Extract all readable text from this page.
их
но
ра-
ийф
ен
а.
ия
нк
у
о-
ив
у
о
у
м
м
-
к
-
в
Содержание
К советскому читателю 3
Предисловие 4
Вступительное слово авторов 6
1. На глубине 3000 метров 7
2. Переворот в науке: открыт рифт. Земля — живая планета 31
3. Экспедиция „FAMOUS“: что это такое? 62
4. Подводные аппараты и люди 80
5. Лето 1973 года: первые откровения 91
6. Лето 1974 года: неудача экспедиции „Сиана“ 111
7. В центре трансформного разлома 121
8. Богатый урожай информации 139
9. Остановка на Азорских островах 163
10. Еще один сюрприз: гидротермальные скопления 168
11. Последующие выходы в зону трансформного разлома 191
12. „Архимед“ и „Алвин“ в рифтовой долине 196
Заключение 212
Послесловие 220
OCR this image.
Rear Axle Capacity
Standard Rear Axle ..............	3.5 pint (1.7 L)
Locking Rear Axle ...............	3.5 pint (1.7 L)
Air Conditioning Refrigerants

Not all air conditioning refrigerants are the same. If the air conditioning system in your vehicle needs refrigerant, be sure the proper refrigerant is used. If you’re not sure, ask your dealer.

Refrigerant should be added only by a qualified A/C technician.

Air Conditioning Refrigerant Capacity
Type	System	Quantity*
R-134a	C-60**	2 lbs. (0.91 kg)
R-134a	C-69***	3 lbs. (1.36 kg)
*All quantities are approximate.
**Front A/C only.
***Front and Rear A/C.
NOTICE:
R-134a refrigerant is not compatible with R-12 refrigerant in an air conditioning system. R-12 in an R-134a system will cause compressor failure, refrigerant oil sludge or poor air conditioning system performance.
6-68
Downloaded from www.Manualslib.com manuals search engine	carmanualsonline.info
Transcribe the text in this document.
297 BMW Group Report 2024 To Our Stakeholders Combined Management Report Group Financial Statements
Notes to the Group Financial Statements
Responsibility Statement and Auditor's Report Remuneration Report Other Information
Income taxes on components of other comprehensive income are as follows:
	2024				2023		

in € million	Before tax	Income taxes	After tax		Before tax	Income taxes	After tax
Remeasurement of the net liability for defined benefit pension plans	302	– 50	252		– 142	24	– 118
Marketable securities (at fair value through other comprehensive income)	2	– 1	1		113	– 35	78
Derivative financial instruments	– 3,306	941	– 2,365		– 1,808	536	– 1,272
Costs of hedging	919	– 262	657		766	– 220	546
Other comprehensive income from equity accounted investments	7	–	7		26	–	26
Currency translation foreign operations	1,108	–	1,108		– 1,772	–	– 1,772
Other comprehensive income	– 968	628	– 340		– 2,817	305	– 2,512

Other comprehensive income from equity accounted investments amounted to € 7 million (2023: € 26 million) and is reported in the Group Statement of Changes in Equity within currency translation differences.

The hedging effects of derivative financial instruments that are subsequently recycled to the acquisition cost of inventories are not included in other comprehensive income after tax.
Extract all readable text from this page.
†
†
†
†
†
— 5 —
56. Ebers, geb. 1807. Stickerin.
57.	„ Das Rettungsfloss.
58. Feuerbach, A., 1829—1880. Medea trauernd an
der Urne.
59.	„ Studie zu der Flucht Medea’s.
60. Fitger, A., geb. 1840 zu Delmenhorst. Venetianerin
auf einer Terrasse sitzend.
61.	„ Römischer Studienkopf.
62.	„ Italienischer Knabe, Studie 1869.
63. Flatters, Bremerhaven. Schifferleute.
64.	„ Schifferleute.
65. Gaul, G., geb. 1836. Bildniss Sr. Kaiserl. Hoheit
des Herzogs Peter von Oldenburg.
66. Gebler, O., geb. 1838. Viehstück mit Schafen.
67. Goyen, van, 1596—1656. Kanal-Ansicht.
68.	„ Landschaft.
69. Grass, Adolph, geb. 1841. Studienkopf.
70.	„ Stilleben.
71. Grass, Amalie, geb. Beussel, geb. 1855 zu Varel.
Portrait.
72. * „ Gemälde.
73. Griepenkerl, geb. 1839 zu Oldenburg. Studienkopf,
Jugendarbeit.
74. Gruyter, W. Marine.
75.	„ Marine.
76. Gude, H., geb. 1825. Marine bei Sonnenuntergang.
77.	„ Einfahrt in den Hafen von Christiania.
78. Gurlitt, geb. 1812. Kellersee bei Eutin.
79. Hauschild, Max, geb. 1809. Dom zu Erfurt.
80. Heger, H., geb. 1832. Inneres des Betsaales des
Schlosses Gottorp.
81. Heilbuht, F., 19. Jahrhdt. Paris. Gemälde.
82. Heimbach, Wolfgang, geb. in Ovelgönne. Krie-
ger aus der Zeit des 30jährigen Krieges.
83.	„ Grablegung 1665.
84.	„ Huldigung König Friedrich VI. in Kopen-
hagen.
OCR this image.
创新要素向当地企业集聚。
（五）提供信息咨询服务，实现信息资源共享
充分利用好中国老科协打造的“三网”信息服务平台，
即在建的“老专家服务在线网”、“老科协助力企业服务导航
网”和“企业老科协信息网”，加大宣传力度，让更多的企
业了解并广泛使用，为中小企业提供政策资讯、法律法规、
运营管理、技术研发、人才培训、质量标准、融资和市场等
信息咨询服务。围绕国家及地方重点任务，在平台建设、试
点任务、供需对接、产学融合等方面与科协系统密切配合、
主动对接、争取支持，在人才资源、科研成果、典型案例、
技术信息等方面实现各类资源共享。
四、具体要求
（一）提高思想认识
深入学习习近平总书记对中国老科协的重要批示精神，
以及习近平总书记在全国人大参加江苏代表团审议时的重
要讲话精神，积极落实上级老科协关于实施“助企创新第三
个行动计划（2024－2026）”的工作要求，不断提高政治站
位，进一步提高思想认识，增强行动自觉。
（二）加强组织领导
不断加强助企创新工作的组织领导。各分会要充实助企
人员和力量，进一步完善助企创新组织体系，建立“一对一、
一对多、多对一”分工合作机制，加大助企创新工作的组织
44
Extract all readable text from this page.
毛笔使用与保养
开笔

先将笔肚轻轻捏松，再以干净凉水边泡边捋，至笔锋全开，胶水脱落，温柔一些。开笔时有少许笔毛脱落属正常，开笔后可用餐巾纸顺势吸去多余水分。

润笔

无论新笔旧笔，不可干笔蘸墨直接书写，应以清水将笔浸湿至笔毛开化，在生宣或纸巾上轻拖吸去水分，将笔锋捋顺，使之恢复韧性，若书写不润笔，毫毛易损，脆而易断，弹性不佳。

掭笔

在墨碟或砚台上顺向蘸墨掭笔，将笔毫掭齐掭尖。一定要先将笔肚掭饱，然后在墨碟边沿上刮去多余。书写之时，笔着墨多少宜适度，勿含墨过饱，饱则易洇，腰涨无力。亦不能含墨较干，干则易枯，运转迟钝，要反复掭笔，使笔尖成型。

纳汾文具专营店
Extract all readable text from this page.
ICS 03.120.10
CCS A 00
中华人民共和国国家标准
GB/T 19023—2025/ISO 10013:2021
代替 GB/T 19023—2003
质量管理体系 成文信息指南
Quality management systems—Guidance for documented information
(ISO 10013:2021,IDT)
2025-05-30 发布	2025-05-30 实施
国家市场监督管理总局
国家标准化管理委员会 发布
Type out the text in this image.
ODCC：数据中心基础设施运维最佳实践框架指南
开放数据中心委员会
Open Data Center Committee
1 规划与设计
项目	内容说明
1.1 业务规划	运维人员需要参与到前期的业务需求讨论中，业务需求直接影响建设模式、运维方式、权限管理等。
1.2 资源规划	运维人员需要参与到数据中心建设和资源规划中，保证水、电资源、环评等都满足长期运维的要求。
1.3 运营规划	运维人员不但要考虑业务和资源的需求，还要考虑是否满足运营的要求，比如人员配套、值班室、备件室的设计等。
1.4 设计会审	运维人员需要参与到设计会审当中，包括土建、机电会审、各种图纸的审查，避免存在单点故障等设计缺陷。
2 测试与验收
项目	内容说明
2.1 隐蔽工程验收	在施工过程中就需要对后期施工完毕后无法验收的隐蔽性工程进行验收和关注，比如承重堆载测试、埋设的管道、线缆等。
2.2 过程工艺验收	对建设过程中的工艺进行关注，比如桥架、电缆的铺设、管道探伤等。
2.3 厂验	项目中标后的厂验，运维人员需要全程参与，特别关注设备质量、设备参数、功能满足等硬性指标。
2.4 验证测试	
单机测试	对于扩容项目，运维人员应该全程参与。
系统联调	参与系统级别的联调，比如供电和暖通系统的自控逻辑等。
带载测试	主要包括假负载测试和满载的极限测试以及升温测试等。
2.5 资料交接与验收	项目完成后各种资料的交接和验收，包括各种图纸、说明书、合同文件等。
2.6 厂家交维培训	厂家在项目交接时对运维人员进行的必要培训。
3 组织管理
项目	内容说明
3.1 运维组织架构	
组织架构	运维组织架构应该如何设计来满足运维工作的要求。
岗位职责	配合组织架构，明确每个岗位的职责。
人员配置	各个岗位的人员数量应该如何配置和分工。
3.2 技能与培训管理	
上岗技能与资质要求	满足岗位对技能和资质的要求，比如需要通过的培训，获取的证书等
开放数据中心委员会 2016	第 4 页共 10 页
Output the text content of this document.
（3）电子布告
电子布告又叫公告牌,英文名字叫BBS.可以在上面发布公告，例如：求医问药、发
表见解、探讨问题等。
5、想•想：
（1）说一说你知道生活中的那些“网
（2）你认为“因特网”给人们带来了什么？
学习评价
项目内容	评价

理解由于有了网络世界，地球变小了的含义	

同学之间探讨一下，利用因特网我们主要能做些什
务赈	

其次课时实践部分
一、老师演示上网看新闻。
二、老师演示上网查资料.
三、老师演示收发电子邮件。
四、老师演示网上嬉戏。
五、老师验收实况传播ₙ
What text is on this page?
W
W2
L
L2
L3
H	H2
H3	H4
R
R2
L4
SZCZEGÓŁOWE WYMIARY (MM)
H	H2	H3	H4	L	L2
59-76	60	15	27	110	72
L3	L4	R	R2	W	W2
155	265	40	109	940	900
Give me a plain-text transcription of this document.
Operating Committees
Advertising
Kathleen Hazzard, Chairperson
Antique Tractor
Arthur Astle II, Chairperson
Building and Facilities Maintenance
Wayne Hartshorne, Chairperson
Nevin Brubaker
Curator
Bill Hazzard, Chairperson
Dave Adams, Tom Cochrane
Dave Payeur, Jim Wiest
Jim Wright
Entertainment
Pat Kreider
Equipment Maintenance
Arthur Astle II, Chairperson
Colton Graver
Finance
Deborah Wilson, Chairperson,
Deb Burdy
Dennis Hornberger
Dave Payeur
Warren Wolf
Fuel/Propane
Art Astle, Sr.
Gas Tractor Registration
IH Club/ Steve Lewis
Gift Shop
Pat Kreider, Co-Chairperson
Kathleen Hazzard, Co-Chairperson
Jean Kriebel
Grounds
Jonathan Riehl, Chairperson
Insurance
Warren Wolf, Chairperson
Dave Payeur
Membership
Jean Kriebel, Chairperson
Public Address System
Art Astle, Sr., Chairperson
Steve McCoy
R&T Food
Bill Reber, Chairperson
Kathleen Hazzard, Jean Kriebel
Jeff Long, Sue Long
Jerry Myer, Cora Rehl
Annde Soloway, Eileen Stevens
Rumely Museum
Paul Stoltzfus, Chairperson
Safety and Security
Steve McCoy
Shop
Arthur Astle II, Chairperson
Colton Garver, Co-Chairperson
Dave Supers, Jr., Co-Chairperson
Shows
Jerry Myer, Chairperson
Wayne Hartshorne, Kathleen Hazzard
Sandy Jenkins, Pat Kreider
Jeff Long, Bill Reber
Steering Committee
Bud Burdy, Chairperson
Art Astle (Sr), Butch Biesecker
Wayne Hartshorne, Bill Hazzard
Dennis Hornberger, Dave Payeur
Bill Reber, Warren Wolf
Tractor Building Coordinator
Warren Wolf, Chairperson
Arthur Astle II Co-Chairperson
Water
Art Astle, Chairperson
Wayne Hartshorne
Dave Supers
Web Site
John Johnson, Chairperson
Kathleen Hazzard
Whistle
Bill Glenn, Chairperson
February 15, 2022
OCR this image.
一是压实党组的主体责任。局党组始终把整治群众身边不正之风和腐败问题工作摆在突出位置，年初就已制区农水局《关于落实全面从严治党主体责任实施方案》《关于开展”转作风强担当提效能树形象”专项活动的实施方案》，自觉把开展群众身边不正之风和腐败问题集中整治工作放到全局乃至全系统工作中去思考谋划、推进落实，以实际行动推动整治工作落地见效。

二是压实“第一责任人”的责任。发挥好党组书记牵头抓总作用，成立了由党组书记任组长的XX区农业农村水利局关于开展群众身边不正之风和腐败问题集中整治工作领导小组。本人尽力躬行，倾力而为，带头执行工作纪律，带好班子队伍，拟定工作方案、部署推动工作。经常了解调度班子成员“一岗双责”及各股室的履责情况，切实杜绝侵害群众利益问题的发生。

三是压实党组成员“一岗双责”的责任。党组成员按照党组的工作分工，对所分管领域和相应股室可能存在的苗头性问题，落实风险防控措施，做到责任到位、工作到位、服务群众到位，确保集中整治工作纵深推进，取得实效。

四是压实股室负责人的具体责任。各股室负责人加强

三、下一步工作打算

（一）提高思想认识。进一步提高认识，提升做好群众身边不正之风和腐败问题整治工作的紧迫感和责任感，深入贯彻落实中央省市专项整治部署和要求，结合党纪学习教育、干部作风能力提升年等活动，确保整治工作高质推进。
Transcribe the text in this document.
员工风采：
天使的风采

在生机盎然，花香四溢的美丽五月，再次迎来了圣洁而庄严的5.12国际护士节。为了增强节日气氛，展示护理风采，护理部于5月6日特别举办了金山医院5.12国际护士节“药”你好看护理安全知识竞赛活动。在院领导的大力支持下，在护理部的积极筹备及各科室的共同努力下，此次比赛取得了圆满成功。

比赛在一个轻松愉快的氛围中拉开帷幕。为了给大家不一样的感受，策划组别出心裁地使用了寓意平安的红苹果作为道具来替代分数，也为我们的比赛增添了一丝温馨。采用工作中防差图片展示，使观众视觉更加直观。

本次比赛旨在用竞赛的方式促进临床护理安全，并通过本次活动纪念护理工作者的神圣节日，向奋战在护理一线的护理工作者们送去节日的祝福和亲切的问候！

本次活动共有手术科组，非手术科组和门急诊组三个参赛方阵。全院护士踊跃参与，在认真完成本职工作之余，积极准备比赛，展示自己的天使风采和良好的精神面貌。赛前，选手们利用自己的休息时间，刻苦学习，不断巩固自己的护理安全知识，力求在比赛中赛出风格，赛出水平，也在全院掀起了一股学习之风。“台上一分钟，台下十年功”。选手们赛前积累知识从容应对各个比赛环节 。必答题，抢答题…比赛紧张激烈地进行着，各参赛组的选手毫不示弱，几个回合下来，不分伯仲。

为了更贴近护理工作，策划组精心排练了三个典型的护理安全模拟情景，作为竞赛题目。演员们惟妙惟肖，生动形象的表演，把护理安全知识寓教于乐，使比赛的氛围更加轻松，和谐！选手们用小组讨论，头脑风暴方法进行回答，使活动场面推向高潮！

What you have to do
Go through the material above and count the lines that contain "Medea"; give that number alone.

Full solution
2